What the task requires :: Retype the listing below line for line without changing anything, and leave out any pictures.

>> Begin Task input

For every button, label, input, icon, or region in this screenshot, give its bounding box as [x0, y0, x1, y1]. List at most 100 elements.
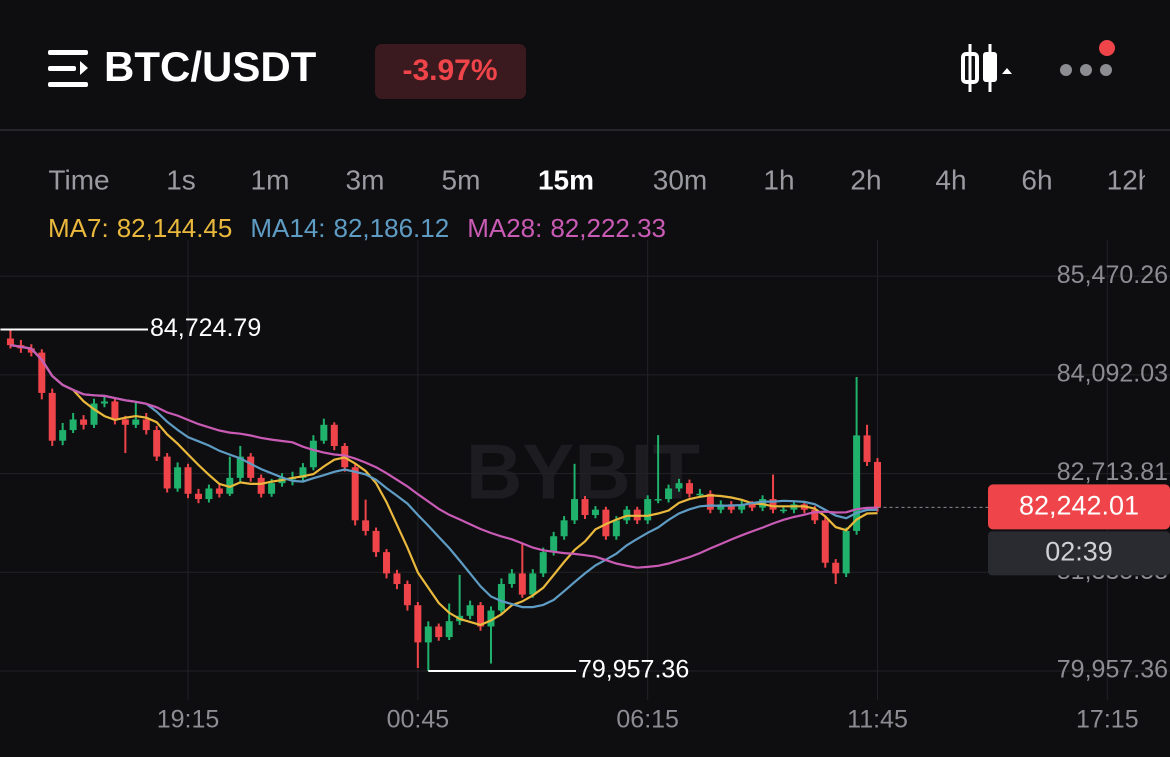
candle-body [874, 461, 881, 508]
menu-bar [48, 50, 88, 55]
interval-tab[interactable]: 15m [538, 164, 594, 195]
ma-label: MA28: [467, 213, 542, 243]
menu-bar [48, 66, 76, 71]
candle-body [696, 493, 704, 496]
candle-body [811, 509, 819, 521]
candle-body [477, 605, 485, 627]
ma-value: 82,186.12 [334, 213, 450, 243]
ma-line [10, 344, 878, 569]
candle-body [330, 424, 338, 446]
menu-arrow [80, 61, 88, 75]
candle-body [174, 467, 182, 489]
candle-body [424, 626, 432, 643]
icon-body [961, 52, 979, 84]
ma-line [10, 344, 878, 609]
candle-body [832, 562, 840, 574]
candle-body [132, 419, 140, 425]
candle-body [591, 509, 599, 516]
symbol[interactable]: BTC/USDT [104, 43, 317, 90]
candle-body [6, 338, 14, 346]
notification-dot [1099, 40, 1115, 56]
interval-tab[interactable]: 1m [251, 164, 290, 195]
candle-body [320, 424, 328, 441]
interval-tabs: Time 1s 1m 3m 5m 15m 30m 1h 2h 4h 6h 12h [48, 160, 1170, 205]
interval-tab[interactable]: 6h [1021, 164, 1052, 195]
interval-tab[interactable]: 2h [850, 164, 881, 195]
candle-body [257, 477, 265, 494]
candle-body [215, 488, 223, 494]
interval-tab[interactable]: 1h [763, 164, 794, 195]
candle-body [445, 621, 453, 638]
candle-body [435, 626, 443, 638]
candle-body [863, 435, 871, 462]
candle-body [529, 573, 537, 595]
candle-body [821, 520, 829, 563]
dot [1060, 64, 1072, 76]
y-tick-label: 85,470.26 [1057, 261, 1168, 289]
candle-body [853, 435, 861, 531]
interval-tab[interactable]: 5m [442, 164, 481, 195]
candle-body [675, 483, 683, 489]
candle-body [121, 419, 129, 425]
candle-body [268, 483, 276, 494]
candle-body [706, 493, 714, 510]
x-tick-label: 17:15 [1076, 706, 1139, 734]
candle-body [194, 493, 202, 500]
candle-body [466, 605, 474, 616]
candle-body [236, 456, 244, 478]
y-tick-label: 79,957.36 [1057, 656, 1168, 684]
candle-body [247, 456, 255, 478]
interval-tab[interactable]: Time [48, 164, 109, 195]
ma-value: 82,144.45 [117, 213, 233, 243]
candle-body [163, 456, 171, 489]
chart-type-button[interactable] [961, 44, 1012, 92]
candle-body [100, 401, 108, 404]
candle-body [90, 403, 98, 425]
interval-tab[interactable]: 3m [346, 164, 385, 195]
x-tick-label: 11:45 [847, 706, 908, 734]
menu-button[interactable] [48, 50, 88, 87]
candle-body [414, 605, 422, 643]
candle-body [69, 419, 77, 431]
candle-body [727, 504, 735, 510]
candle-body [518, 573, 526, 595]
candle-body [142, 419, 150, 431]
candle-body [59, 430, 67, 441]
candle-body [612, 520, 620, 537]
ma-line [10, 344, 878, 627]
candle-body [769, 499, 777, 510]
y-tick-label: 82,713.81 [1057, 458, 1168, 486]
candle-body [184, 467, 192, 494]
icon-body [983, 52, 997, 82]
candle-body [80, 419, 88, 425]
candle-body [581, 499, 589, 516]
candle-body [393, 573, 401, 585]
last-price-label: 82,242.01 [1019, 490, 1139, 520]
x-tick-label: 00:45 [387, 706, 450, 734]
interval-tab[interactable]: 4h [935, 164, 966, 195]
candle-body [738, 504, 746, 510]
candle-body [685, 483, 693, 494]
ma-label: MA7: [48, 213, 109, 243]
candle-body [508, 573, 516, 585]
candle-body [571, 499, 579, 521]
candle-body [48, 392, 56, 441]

>> End Task input

Solution ::
For every button, label, input, icon, or region in this screenshot, give its bounding box as [x0, y0, x1, y1]. List at most 100 elements.
candle-body [874, 461, 881, 508]
menu-bar [48, 50, 88, 55]
interval-tab[interactable]: 15m [538, 164, 594, 195]
ma-label: MA28: [467, 213, 542, 243]
menu-bar [48, 66, 76, 71]
candle-body [696, 493, 704, 496]
candle-body [811, 509, 819, 521]
candle-body [477, 605, 485, 627]
ma-value: 82,186.12 [334, 213, 450, 243]
ma-line [10, 344, 878, 569]
candle-body [330, 424, 338, 446]
menu-arrow [80, 61, 88, 75]
candle-body [174, 467, 182, 489]
candle-body [424, 626, 432, 643]
icon-body [961, 52, 979, 84]
ma-line [10, 344, 878, 609]
candle-body [832, 562, 840, 574]
candle-body [132, 419, 140, 425]
candle-body [591, 509, 599, 516]
symbol[interactable]: BTC/USDT [104, 43, 317, 90]
candle-body [6, 338, 14, 346]
notification-dot [1099, 40, 1115, 56]
interval-tab[interactable]: 1m [251, 164, 290, 195]
candle-body [320, 424, 328, 441]
interval-tabs: Time 1s 1m 3m 5m 15m 30m 1h 2h 4h 6h 12h [48, 160, 1170, 205]
interval-tab[interactable]: 6h [1021, 164, 1052, 195]
interval-tab[interactable]: 2h [850, 164, 881, 195]
candle-body [257, 477, 265, 494]
candle-body [215, 488, 223, 494]
interval-tab[interactable]: 1h [763, 164, 794, 195]
candle-body [445, 621, 453, 638]
candle-body [435, 626, 443, 638]
candle-body [863, 435, 871, 462]
candle-body [529, 573, 537, 595]
candle-body [821, 520, 829, 563]
dot [1060, 64, 1072, 76]
y-tick-label: 85,470.26 [1057, 261, 1168, 289]
candle-body [853, 435, 861, 531]
interval-tab[interactable]: 5m [442, 164, 481, 195]
candle-body [675, 483, 683, 489]
candle-body [121, 419, 129, 425]
candle-body [268, 483, 276, 494]
candle-body [706, 493, 714, 510]
x-tick-label: 17:15 [1076, 706, 1139, 734]
candle-body [194, 493, 202, 500]
candle-body [466, 605, 474, 616]
candle-body [236, 456, 244, 478]
y-tick-label: 79,957.36 [1057, 656, 1168, 684]
candle-body [247, 456, 255, 478]
interval-tab[interactable]: Time [48, 164, 109, 195]
ma-value: 82,144.45 [117, 213, 233, 243]
candle-body [163, 456, 171, 489]
chart-type-button[interactable] [961, 44, 1012, 92]
candle-body [100, 401, 108, 404]
candle-body [90, 403, 98, 425]
interval-tab[interactable]: 3m [346, 164, 385, 195]
x-tick-label: 11:45 [847, 706, 908, 734]
menu-button[interactable] [48, 50, 88, 87]
candle-body [414, 605, 422, 643]
candle-body [69, 419, 77, 431]
candle-body [727, 504, 735, 510]
candle-body [518, 573, 526, 595]
candle-body [142, 419, 150, 431]
candle-body [59, 430, 67, 441]
candle-body [612, 520, 620, 537]
ma-line [10, 344, 878, 627]
candle-body [769, 499, 777, 510]
y-tick-label: 82,713.81 [1057, 458, 1168, 486]
candle-body [184, 467, 192, 494]
icon-body [983, 52, 997, 82]
candle-body [80, 419, 88, 425]
candle-body [581, 499, 589, 516]
candle-body [393, 573, 401, 585]
last-price-label: 82,242.01 [1019, 490, 1139, 520]
x-tick-label: 00:45 [387, 706, 450, 734]
interval-tab[interactable]: 4h [935, 164, 966, 195]
candle-body [738, 504, 746, 510]
candle-body [685, 483, 693, 494]
ma-label: MA7: [48, 213, 109, 243]
candle-body [508, 573, 516, 585]
candle-body [571, 499, 579, 521]
candle-body [48, 392, 56, 441]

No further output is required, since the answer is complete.